### [DATA SUPPLIED]
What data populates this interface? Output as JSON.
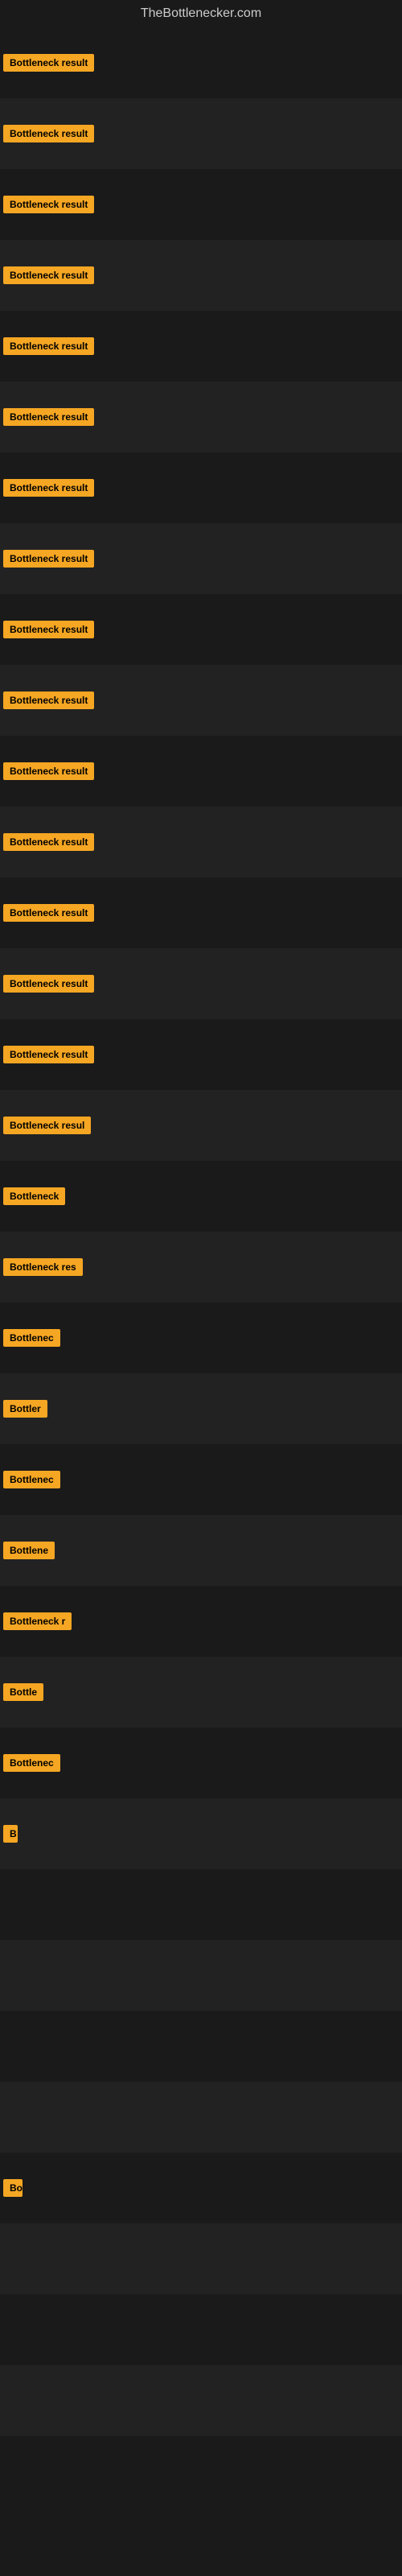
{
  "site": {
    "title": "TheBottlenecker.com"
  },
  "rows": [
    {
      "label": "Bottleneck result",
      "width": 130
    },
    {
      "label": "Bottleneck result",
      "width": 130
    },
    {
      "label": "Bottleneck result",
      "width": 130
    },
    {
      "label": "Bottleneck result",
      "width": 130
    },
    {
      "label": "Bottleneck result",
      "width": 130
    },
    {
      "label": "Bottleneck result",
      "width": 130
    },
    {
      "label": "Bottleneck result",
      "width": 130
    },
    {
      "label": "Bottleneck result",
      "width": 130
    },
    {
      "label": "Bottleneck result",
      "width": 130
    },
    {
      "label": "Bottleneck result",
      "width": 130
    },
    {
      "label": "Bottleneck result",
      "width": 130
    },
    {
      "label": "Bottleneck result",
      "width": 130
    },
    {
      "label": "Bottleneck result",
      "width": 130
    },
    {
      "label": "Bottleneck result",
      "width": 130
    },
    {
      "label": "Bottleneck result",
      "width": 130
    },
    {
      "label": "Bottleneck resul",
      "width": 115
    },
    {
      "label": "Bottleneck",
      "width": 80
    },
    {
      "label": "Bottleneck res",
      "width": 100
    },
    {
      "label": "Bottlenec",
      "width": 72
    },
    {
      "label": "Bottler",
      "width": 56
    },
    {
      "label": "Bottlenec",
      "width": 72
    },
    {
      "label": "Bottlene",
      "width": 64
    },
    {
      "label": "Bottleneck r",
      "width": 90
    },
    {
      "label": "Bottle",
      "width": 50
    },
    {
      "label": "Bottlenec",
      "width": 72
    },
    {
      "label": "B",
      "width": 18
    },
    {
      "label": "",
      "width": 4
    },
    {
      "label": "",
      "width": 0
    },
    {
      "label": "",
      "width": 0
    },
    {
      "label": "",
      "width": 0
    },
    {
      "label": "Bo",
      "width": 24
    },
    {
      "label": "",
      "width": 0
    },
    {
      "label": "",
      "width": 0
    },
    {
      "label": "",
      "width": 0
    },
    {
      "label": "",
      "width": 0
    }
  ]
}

==

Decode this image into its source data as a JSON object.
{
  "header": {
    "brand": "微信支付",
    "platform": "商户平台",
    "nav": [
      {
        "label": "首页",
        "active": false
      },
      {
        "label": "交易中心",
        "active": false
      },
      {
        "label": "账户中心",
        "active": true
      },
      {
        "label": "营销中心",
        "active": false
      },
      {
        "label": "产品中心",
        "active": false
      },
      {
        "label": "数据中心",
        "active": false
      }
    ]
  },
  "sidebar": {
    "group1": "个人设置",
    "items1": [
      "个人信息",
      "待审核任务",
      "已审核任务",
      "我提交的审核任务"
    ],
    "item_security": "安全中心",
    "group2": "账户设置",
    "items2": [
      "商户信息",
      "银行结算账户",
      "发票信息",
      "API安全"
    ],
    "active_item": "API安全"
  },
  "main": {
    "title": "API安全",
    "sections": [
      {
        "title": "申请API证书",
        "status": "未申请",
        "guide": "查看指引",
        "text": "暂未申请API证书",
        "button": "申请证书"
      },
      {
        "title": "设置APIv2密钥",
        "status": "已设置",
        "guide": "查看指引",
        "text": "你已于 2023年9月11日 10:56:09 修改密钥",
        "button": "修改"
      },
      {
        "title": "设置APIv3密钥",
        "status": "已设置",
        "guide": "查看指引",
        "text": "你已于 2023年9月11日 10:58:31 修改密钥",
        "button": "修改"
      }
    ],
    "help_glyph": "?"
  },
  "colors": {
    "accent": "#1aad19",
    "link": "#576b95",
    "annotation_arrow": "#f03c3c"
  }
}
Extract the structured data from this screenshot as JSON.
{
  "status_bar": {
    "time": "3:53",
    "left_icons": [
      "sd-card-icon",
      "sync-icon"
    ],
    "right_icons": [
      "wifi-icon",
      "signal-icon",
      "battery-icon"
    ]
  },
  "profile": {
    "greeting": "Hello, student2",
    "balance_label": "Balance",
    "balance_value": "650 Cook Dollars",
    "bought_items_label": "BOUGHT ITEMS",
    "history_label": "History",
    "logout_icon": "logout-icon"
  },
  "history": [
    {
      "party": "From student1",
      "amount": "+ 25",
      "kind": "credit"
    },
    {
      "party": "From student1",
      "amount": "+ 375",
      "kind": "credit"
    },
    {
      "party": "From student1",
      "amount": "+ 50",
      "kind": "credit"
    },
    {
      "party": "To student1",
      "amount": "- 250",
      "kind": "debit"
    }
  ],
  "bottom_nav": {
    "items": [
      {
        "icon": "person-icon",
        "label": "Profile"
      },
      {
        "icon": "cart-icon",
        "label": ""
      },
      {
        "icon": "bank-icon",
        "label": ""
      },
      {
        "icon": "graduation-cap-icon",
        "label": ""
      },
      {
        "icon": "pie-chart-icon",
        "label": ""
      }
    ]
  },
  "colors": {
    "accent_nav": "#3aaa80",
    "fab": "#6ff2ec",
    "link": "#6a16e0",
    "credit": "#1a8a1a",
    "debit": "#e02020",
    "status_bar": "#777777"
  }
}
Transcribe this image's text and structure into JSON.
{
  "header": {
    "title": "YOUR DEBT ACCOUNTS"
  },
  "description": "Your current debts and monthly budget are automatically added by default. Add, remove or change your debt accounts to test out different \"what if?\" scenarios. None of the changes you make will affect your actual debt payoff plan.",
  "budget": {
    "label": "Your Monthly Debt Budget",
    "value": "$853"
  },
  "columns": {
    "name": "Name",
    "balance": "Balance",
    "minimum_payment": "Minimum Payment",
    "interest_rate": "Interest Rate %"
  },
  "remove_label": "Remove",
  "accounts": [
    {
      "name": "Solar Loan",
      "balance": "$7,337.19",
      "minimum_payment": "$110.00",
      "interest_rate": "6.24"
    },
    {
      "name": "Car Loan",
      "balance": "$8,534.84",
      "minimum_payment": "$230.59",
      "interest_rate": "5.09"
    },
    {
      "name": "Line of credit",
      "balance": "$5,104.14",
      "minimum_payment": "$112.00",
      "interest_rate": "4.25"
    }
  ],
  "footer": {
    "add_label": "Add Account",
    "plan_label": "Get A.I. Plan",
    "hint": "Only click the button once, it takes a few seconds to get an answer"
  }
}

### [DIRECTION]
Search the records for the word "API安全" and copy every line where it occurs.

### [ANSWER TO THIS TASK]
      "API安全"
    "active_item": "API安全"
    "title": "API安全",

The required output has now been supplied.